> _THE INPUT_
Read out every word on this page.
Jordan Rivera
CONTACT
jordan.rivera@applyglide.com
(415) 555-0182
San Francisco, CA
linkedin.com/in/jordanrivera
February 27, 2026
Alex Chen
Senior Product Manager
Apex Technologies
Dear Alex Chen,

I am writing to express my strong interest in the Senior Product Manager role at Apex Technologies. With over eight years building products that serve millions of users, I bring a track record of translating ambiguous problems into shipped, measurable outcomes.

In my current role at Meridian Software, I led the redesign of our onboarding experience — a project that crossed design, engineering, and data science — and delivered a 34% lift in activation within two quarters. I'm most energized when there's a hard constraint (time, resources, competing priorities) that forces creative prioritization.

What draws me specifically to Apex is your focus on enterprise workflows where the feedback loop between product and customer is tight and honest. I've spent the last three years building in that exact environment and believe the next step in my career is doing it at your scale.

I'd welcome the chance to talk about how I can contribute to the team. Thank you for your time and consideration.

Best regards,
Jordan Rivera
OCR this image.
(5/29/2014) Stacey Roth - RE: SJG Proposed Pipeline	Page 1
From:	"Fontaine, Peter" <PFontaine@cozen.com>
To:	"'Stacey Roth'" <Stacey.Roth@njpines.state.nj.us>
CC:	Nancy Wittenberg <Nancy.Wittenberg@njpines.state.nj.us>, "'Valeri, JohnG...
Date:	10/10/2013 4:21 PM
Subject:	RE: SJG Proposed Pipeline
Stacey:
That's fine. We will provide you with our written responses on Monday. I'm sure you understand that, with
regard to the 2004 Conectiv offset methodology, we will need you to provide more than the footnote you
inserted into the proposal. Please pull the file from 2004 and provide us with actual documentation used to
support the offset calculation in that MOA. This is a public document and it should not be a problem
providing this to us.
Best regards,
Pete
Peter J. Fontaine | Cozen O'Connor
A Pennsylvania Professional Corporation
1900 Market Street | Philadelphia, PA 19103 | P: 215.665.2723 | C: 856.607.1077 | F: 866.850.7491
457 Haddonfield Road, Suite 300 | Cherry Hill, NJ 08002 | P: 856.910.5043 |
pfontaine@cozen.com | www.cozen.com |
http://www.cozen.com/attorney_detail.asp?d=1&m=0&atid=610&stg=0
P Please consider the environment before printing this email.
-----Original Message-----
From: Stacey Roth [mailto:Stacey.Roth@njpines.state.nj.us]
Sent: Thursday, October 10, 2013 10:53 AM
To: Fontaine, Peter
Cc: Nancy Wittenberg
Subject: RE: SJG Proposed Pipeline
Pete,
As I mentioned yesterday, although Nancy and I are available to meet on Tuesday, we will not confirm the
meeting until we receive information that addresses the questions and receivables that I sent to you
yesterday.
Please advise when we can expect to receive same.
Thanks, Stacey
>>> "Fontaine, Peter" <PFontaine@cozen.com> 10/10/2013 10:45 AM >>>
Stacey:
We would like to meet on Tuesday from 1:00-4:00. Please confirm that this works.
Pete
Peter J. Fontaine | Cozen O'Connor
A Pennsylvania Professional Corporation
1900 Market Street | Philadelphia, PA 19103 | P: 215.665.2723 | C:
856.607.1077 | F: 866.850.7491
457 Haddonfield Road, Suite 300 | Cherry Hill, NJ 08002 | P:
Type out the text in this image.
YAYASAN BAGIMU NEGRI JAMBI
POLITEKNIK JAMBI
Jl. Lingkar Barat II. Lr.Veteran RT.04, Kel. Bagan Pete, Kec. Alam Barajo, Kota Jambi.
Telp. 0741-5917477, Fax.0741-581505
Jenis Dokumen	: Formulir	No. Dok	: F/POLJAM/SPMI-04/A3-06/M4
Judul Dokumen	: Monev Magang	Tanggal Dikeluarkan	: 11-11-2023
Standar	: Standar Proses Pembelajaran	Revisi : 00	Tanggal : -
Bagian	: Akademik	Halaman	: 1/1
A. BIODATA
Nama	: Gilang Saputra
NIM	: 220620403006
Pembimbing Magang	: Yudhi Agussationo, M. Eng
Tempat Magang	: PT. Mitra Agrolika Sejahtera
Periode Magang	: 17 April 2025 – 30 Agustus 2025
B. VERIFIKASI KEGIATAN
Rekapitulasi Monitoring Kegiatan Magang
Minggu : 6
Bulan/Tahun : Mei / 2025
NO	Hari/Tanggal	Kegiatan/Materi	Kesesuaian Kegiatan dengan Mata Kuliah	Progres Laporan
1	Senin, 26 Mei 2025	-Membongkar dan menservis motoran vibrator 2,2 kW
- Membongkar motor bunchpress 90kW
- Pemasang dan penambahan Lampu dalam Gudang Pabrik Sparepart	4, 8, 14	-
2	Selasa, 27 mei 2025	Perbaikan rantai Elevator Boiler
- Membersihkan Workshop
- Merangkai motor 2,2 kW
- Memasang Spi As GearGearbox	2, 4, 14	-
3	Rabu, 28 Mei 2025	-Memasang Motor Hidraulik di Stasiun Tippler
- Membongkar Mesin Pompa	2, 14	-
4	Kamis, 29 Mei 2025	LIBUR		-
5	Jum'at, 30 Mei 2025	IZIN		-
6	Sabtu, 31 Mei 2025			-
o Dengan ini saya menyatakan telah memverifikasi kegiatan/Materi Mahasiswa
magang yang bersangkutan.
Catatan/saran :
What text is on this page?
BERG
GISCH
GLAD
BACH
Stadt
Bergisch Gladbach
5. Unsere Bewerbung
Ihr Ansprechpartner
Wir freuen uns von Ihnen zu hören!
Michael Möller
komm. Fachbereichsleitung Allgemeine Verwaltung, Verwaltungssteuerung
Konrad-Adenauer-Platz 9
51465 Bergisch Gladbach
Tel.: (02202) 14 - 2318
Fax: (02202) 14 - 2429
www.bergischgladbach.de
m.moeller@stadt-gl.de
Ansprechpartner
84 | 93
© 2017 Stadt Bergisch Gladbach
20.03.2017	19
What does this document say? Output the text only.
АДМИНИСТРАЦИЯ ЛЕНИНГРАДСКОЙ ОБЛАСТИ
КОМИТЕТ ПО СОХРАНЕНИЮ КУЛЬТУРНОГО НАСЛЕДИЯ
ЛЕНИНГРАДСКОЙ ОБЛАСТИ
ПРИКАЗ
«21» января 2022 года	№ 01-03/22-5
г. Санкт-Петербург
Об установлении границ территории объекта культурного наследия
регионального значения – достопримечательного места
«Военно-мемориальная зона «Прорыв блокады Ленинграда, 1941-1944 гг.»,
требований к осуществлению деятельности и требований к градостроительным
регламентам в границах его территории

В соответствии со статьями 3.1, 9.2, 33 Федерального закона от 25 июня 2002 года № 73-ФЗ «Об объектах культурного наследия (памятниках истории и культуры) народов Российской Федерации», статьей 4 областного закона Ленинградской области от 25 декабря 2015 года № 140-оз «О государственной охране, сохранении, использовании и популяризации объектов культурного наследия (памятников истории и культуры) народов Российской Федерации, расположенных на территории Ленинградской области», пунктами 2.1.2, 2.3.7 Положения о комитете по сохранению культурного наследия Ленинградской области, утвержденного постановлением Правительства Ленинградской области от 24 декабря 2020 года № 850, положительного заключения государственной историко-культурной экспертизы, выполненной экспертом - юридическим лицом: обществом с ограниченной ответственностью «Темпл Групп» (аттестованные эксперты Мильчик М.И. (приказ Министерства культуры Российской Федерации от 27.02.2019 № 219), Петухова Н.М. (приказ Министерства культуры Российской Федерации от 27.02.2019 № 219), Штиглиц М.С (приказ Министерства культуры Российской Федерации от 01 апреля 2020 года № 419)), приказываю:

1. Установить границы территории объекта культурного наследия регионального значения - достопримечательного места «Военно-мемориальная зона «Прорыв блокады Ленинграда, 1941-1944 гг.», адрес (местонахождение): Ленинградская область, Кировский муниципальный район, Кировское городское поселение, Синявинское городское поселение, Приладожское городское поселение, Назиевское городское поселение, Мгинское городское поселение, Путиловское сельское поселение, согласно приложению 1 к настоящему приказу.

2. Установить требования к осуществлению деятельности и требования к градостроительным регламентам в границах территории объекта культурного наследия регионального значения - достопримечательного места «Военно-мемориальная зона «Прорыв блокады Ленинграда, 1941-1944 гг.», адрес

> _SET TASK_
Select, from the listing, all lines that include the word "image".

> _WRITTEN ANSWER_
OCR this image.
Type out the text in this image.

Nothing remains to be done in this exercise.